**SHORT PROBLEM**
Review the listing and copy each line that holds the word "name".

**MATERIALS PROVIDED**

* Begin *

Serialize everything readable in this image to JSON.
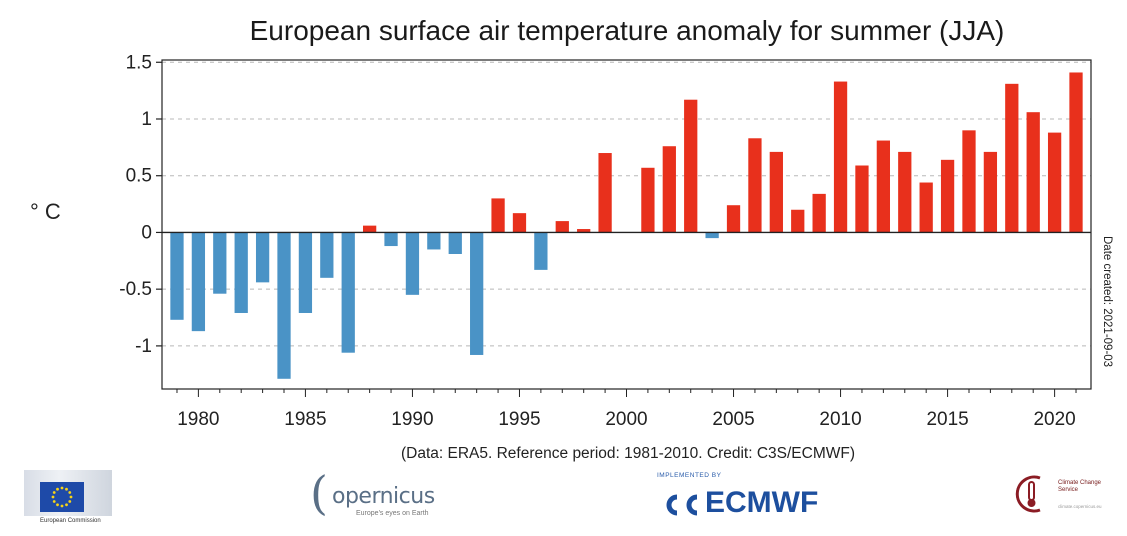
{
  "chart_data": {
    "type": "bar",
    "title": "European surface air temperature anomaly for summer (JJA)",
    "ylabel": "° C",
    "credit": "(Data: ERA5.  Reference period: 1981-2010.  Credit: C3S/ECMWF)",
    "date_created": "Date created: 2021-09-03",
    "ylim": [
      -1.38,
      1.52
    ],
    "yticks": [
      -1,
      -0.5,
      0,
      0.5,
      1,
      1.5
    ],
    "ytick_labels": [
      "-1",
      "-0.5",
      "0",
      "0.5",
      "1",
      "1.5"
    ],
    "xlim": [
      1978.3,
      2021.7
    ],
    "xticks": [
      1980,
      1985,
      1990,
      1995,
      2000,
      2005,
      2010,
      2015,
      2020
    ],
    "xtick_labels": [
      "1980",
      "1985",
      "1990",
      "1995",
      "2000",
      "2005",
      "2010",
      "2015",
      "2020"
    ],
    "grid": true,
    "colors": {
      "positive": "#e8301c",
      "negative": "#4a93c6"
    },
    "years": [
      1979,
      1980,
      1981,
      1982,
      1983,
      1984,
      1985,
      1986,
      1987,
      1988,
      1989,
      1990,
      1991,
      1992,
      1993,
      1994,
      1995,
      1996,
      1997,
      1998,
      1999,
      2000,
      2001,
      2002,
      2003,
      2004,
      2005,
      2006,
      2007,
      2008,
      2009,
      2010,
      2011,
      2012,
      2013,
      2014,
      2015,
      2016,
      2017,
      2018,
      2019,
      2020,
      2021
    ],
    "values": [
      -0.77,
      -0.87,
      -0.54,
      -0.71,
      -0.44,
      -1.29,
      -0.71,
      -0.4,
      -1.06,
      0.06,
      -0.12,
      -0.55,
      -0.15,
      -0.19,
      -1.08,
      0.3,
      0.17,
      -0.33,
      0.1,
      0.03,
      0.7,
      0.0,
      0.57,
      0.76,
      1.17,
      -0.05,
      0.24,
      0.83,
      0.71,
      0.2,
      0.34,
      1.33,
      0.59,
      0.81,
      0.71,
      0.44,
      0.64,
      0.9,
      0.71,
      1.31,
      1.06,
      0.88,
      1.41
    ]
  },
  "logos": {
    "eu": {
      "caption": "European Commission"
    },
    "copernicus": {
      "name": "opernicus",
      "tagline": "Europe's eyes on Earth"
    },
    "ecmwf": {
      "small": "IMPLEMENTED BY",
      "name": "ECMWF"
    },
    "c3s": {
      "name": "Climate Change Service",
      "sub": "climate.copernicus.eu"
    }
  }
}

* End *

**OUTPUT OF THE EXERCISE**
      "name": "opernicus",
      "name": "ECMWF"
      "name": "Climate Change Service",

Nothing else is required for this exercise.